**Raw records**
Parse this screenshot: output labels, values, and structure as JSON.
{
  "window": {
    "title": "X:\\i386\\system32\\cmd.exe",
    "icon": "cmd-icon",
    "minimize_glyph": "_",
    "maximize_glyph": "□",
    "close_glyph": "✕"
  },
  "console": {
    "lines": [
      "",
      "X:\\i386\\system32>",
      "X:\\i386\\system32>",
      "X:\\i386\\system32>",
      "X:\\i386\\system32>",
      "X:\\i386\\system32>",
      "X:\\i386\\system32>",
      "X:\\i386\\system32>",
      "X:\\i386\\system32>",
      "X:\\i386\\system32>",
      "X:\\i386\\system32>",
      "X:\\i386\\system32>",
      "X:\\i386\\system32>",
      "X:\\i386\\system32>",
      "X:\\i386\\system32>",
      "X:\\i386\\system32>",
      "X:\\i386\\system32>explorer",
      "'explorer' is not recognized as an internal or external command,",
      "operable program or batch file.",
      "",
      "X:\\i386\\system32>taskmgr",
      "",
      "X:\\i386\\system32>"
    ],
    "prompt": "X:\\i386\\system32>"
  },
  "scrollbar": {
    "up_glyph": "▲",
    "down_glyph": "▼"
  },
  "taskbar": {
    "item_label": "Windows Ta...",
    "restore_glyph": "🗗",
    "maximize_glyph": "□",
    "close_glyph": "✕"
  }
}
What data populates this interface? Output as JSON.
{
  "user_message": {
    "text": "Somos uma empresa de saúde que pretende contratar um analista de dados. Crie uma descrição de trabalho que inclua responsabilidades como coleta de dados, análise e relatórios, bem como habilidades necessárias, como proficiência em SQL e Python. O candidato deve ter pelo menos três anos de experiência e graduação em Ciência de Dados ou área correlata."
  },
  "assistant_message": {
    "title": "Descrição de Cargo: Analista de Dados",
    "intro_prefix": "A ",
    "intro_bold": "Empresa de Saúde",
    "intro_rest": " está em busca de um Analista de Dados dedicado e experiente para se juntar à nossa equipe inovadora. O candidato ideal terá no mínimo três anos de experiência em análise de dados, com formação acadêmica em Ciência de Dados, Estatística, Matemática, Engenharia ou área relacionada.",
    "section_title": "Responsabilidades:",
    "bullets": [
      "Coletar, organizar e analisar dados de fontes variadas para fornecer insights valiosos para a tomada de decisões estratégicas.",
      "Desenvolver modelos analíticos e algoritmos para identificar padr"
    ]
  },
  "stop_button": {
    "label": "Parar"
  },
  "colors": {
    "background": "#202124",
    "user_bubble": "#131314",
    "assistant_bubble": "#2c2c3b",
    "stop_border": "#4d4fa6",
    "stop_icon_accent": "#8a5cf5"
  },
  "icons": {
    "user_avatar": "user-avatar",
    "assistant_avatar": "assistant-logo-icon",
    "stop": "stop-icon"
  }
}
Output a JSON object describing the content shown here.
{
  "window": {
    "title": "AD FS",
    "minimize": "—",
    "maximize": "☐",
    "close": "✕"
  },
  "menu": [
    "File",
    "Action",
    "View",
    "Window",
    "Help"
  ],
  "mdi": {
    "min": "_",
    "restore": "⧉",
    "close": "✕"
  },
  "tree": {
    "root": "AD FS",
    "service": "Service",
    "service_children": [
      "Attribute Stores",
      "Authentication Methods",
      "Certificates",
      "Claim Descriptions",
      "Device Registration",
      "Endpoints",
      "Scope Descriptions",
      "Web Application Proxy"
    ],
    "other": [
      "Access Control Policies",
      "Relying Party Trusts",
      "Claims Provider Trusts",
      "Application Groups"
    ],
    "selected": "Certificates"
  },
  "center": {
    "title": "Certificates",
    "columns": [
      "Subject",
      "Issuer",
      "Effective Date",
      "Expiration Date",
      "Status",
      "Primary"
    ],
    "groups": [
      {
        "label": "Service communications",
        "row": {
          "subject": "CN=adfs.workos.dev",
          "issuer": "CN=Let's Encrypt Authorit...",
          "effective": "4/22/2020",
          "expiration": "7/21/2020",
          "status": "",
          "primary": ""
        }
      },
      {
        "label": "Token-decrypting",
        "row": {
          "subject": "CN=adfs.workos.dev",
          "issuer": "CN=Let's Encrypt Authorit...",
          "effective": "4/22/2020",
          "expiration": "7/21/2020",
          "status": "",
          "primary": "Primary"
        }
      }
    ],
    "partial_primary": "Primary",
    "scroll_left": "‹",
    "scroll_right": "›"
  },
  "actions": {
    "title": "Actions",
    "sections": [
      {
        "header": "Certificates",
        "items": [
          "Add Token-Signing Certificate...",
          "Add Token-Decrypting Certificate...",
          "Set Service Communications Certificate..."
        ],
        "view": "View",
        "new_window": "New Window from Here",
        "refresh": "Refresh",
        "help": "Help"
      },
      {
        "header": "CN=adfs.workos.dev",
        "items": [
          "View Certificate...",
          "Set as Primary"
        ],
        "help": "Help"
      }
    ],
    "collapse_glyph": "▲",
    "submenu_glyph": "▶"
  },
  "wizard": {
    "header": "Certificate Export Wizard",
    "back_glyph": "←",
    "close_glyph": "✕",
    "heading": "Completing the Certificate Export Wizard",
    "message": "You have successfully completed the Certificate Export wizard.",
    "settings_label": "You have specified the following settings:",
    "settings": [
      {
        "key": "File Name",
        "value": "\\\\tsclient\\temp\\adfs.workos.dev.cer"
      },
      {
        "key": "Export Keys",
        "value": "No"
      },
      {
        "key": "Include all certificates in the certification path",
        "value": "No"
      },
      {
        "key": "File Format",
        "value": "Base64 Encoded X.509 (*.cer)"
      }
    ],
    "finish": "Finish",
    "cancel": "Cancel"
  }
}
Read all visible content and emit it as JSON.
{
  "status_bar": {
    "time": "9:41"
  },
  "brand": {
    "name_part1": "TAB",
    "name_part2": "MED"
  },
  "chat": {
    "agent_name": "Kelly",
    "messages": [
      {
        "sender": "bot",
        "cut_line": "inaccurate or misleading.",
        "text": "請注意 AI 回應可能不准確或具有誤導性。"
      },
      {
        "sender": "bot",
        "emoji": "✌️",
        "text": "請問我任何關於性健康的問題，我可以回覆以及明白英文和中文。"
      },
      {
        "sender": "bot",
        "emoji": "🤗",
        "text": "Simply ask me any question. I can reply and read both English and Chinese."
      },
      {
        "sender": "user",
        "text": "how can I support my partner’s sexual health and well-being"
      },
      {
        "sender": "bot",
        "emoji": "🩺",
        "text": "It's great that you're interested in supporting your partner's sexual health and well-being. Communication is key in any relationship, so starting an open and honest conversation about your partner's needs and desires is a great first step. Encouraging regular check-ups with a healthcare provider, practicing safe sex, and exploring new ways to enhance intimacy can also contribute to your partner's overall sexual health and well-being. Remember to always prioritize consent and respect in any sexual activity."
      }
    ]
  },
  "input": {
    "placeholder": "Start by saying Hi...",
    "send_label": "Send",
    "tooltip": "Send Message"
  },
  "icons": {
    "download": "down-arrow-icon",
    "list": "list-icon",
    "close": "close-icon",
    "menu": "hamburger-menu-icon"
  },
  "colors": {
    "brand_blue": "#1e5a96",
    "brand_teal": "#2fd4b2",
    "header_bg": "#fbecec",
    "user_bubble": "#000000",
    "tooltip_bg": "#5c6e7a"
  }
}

**Task objective**
Your task is to give the records above again, exactly.

**Response below**
Parse this screenshot: output labels, values, and structure as JSON.
{
  "window": {
    "title": "X:\\i386\\system32\\cmd.exe",
    "icon": "cmd-icon",
    "minimize_glyph": "_",
    "maximize_glyph": "□",
    "close_glyph": "✕"
  },
  "console": {
    "lines": [
      "",
      "X:\\i386\\system32>",
      "X:\\i386\\system32>",
      "X:\\i386\\system32>",
      "X:\\i386\\system32>",
      "X:\\i386\\system32>",
      "X:\\i386\\system32>",
      "X:\\i386\\system32>",
      "X:\\i386\\system32>",
      "X:\\i386\\system32>",
      "X:\\i386\\system32>",
      "X:\\i386\\system32>",
      "X:\\i386\\system32>",
      "X:\\i386\\system32>",
      "X:\\i386\\system32>",
      "X:\\i386\\system32>",
      "X:\\i386\\system32>explorer",
      "'explorer' is not recognized as an internal or external command,",
      "operable program or batch file.",
      "",
      "X:\\i386\\system32>taskmgr",
      "",
      "X:\\i386\\system32>"
    ],
    "prompt": "X:\\i386\\system32>"
  },
  "scrollbar": {
    "up_glyph": "▲",
    "down_glyph": "▼"
  },
  "taskbar": {
    "item_label": "Windows Ta...",
    "restore_glyph": "🗗",
    "maximize_glyph": "□",
    "close_glyph": "✕"
  }
}
What data populates this interface? Output as JSON.
{
  "user_message": {
    "text": "Somos uma empresa de saúde que pretende contratar um analista de dados. Crie uma descrição de trabalho que inclua responsabilidades como coleta de dados, análise e relatórios, bem como habilidades necessárias, como proficiência em SQL e Python. O candidato deve ter pelo menos três anos de experiência e graduação em Ciência de Dados ou área correlata."
  },
  "assistant_message": {
    "title": "Descrição de Cargo: Analista de Dados",
    "intro_prefix": "A ",
    "intro_bold": "Empresa de Saúde",
    "intro_rest": " está em busca de um Analista de Dados dedicado e experiente para se juntar à nossa equipe inovadora. O candidato ideal terá no mínimo três anos de experiência em análise de dados, com formação acadêmica em Ciência de Dados, Estatística, Matemática, Engenharia ou área relacionada.",
    "section_title": "Responsabilidades:",
    "bullets": [
      "Coletar, organizar e analisar dados de fontes variadas para fornecer insights valiosos para a tomada de decisões estratégicas.",
      "Desenvolver modelos analíticos e algoritmos para identificar padr"
    ]
  },
  "stop_button": {
    "label": "Parar"
  },
  "colors": {
    "background": "#202124",
    "user_bubble": "#131314",
    "assistant_bubble": "#2c2c3b",
    "stop_border": "#4d4fa6",
    "stop_icon_accent": "#8a5cf5"
  },
  "icons": {
    "user_avatar": "user-avatar",
    "assistant_avatar": "assistant-logo-icon",
    "stop": "stop-icon"
  }
}
Output a JSON object describing the content shown here.
{
  "window": {
    "title": "AD FS",
    "minimize": "—",
    "maximize": "☐",
    "close": "✕"
  },
  "menu": [
    "File",
    "Action",
    "View",
    "Window",
    "Help"
  ],
  "mdi": {
    "min": "_",
    "restore": "⧉",
    "close": "✕"
  },
  "tree": {
    "root": "AD FS",
    "service": "Service",
    "service_children": [
      "Attribute Stores",
      "Authentication Methods",
      "Certificates",
      "Claim Descriptions",
      "Device Registration",
      "Endpoints",
      "Scope Descriptions",
      "Web Application Proxy"
    ],
    "other": [
      "Access Control Policies",
      "Relying Party Trusts",
      "Claims Provider Trusts",
      "Application Groups"
    ],
    "selected": "Certificates"
  },
  "center": {
    "title": "Certificates",
    "columns": [
      "Subject",
      "Issuer",
      "Effective Date",
      "Expiration Date",
      "Status",
      "Primary"
    ],
    "groups": [
      {
        "label": "Service communications",
        "row": {
          "subject": "CN=adfs.workos.dev",
          "issuer": "CN=Let's Encrypt Authorit...",
          "effective": "4/22/2020",
          "expiration": "7/21/2020",
          "status": "",
          "primary": ""
        }
      },
      {
        "label": "Token-decrypting",
        "row": {
          "subject": "CN=adfs.workos.dev",
          "issuer": "CN=Let's Encrypt Authorit...",
          "effective": "4/22/2020",
          "expiration": "7/21/2020",
          "status": "",
          "primary": "Primary"
        }
      }
    ],
    "partial_primary": "Primary",
    "scroll_left": "‹",
    "scroll_right": "›"
  },
  "actions": {
    "title": "Actions",
    "sections": [
      {
        "header": "Certificates",
        "items": [
          "Add Token-Signing Certificate...",
          "Add Token-Decrypting Certificate...",
          "Set Service Communications Certificate..."
        ],
        "view": "View",
        "new_window": "New Window from Here",
        "refresh": "Refresh",
        "help": "Help"
      },
      {
        "header": "CN=adfs.workos.dev",
        "items": [
          "View Certificate...",
          "Set as Primary"
        ],
        "help": "Help"
      }
    ],
    "collapse_glyph": "▲",
    "submenu_glyph": "▶"
  },
  "wizard": {
    "header": "Certificate Export Wizard",
    "back_glyph": "←",
    "close_glyph": "✕",
    "heading": "Completing the Certificate Export Wizard",
    "message": "You have successfully completed the Certificate Export wizard.",
    "settings_label": "You have specified the following settings:",
    "settings": [
      {
        "key": "File Name",
        "value": "\\\\tsclient\\temp\\adfs.workos.dev.cer"
      },
      {
        "key": "Export Keys",
        "value": "No"
      },
      {
        "key": "Include all certificates in the certification path",
        "value": "No"
      },
      {
        "key": "File Format",
        "value": "Base64 Encoded X.509 (*.cer)"
      }
    ],
    "finish": "Finish",
    "cancel": "Cancel"
  }
}
Read all visible content and emit it as JSON.
{
  "status_bar": {
    "time": "9:41"
  },
  "brand": {
    "name_part1": "TAB",
    "name_part2": "MED"
  },
  "chat": {
    "agent_name": "Kelly",
    "messages": [
      {
        "sender": "bot",
        "cut_line": "inaccurate or misleading.",
        "text": "請注意 AI 回應可能不准確或具有誤導性。"
      },
      {
        "sender": "bot",
        "emoji": "✌️",
        "text": "請問我任何關於性健康的問題，我可以回覆以及明白英文和中文。"
      },
      {
        "sender": "bot",
        "emoji": "🤗",
        "text": "Simply ask me any question. I can reply and read both English and Chinese."
      },
      {
        "sender": "user",
        "text": "how can I support my partner’s sexual health and well-being"
      },
      {
        "sender": "bot",
        "emoji": "🩺",
        "text": "It's great that you're interested in supporting your partner's sexual health and well-being. Communication is key in any relationship, so starting an open and honest conversation about your partner's needs and desires is a great first step. Encouraging regular check-ups with a healthcare provider, practicing safe sex, and exploring new ways to enhance intimacy can also contribute to your partner's overall sexual health and well-being. Remember to always prioritize consent and respect in any sexual activity."
      }
    ]
  },
  "input": {
    "placeholder": "Start by saying Hi...",
    "send_label": "Send",
    "tooltip": "Send Message"
  },
  "icons": {
    "download": "down-arrow-icon",
    "list": "list-icon",
    "close": "close-icon",
    "menu": "hamburger-menu-icon"
  },
  "colors": {
    "brand_blue": "#1e5a96",
    "brand_teal": "#2fd4b2",
    "header_bg": "#fbecec",
    "user_bubble": "#000000",
    "tooltip_bg": "#5c6e7a"
  }
}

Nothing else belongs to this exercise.